== Records shown
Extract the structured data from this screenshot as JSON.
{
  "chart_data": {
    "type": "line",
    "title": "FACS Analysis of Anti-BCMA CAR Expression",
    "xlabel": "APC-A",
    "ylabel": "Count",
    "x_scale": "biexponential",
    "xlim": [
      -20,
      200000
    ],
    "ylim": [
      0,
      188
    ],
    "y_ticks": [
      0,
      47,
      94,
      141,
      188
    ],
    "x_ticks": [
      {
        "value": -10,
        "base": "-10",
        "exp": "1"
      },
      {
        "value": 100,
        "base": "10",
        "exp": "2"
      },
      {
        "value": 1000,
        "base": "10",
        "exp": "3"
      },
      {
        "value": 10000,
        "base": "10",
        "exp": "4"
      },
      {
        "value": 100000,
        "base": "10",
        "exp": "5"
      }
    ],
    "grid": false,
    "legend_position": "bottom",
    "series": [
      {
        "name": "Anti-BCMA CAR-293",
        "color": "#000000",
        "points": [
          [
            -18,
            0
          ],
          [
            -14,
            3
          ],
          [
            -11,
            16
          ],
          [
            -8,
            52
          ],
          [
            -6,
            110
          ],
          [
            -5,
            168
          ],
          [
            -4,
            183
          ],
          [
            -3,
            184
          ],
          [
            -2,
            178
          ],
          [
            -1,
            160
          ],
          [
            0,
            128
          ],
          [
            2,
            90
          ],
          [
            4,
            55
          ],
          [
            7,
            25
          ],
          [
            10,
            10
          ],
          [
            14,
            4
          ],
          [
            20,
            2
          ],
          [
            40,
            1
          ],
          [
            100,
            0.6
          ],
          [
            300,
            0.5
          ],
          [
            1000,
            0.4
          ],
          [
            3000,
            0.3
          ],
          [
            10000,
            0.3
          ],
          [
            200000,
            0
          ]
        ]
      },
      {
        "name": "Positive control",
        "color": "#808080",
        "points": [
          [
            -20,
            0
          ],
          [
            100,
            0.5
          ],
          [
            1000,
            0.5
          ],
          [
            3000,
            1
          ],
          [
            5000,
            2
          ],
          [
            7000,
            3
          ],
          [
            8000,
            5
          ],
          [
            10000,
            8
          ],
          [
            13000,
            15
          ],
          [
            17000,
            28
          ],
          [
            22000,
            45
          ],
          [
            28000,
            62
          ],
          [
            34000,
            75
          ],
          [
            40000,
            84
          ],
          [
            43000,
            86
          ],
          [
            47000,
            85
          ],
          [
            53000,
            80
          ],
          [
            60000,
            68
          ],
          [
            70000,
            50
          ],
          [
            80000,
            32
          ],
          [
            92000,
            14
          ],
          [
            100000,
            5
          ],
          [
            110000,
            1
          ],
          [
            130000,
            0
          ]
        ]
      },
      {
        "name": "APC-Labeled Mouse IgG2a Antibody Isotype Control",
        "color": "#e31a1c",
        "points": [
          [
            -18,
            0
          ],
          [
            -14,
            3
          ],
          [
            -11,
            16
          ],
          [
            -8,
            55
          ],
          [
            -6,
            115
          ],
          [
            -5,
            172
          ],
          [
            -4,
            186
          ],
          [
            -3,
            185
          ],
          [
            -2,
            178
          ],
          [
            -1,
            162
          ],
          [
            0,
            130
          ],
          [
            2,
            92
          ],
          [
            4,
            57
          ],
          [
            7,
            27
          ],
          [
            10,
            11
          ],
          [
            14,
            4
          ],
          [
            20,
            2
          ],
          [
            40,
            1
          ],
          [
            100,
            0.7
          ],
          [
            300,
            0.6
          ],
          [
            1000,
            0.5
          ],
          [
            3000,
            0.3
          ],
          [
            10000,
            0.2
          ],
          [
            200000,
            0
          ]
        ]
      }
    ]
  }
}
====
- _To do_:
Where a line above holds the word "name", copy it.

- _Answer space_:
        "name": "Anti-BCMA CAR-293",
        "name": "Positive control",
        "name": "APC-Labeled Mouse IgG2a Antibody Isotype Control",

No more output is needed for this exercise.